=== Entries provided ===

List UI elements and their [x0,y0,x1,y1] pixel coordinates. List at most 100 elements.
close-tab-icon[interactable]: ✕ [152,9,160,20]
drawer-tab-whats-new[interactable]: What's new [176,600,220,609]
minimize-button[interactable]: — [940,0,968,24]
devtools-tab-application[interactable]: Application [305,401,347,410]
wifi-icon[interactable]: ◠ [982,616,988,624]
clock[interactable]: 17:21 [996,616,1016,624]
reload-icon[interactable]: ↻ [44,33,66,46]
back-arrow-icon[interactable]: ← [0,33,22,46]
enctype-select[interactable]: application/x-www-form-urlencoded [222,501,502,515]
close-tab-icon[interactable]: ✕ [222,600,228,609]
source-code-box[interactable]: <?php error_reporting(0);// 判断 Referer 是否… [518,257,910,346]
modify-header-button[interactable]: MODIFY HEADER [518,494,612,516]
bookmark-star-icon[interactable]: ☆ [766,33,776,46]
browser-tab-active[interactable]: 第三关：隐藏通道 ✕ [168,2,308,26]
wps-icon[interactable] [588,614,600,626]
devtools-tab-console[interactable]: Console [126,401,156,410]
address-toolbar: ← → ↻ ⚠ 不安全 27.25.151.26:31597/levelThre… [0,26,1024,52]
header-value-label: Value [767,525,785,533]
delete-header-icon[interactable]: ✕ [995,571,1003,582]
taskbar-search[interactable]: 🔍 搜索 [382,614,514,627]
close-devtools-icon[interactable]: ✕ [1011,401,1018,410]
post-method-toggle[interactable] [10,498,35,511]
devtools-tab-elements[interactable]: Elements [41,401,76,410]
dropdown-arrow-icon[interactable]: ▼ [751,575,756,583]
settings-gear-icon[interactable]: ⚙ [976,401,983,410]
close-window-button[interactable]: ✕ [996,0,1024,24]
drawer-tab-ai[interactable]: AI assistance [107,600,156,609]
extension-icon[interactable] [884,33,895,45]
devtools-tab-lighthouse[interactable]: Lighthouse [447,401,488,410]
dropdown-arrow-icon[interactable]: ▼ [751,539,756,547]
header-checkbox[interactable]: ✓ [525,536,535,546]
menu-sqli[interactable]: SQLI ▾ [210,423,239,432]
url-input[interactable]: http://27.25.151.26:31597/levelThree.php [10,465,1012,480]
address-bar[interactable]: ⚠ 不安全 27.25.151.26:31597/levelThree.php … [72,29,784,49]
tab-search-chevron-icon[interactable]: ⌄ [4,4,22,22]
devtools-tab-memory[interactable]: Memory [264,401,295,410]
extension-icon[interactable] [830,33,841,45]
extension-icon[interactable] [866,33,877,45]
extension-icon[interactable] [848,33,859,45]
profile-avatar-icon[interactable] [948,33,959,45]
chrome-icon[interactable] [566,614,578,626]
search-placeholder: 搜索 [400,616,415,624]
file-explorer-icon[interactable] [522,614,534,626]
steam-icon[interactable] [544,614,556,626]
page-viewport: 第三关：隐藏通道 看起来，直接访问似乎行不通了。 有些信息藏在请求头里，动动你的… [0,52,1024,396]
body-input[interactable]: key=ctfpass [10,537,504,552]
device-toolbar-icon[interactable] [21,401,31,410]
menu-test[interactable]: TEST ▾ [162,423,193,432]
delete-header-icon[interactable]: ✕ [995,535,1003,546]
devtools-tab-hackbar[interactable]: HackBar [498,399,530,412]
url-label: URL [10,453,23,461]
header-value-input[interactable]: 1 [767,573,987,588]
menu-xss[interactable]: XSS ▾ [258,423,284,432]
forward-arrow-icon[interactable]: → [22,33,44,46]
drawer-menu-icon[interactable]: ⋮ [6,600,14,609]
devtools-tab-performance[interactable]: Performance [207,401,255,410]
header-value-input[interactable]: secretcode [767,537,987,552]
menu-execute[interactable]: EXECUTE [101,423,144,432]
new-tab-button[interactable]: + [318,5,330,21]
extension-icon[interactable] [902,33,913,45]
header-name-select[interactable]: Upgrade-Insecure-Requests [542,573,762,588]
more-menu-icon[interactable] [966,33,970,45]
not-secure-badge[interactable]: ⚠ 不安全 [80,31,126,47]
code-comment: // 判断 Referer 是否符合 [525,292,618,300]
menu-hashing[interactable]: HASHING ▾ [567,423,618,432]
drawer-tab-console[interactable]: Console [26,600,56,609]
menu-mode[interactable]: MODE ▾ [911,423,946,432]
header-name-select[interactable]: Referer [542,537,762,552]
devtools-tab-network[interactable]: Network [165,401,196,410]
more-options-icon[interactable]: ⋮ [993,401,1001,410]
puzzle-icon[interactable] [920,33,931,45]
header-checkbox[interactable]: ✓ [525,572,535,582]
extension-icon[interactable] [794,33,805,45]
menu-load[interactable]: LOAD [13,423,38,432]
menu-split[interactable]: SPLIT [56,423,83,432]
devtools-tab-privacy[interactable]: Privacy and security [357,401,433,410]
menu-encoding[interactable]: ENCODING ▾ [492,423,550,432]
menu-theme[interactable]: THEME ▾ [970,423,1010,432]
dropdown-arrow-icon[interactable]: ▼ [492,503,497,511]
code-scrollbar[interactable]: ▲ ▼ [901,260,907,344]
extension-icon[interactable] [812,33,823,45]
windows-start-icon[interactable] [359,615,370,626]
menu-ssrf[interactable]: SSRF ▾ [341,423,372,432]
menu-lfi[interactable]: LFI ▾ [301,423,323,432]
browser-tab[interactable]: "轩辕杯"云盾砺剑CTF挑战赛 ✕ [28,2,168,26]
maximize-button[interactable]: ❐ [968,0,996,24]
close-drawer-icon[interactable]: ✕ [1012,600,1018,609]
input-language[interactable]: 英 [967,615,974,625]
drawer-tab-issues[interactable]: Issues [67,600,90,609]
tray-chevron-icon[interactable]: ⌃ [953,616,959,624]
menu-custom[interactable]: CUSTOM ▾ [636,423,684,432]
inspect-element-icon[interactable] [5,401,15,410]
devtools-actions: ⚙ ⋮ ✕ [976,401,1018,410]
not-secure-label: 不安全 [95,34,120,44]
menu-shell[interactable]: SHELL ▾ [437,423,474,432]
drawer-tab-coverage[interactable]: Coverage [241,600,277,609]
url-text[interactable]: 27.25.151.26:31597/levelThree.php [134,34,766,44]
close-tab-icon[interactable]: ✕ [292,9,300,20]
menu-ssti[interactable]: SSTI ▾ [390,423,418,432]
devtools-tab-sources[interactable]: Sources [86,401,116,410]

===

## Stated task
Rewrite the records from the first line through the line containing "clock[interactable]: 17:21 [996,616,1016,624]", switching "wifi-icon" to "network-icon" and leaving everything else unchanged.

## Full output
List UI elements and their [x0,y0,x1,y1] pixel coordinates. List at most 100 elements.
close-tab-icon[interactable]: ✕ [152,9,160,20]
drawer-tab-whats-new[interactable]: What's new [176,600,220,609]
minimize-button[interactable]: — [940,0,968,24]
devtools-tab-application[interactable]: Application [305,401,347,410]
network-icon[interactable]: ◠ [982,616,988,624]
clock[interactable]: 17:21 [996,616,1016,624]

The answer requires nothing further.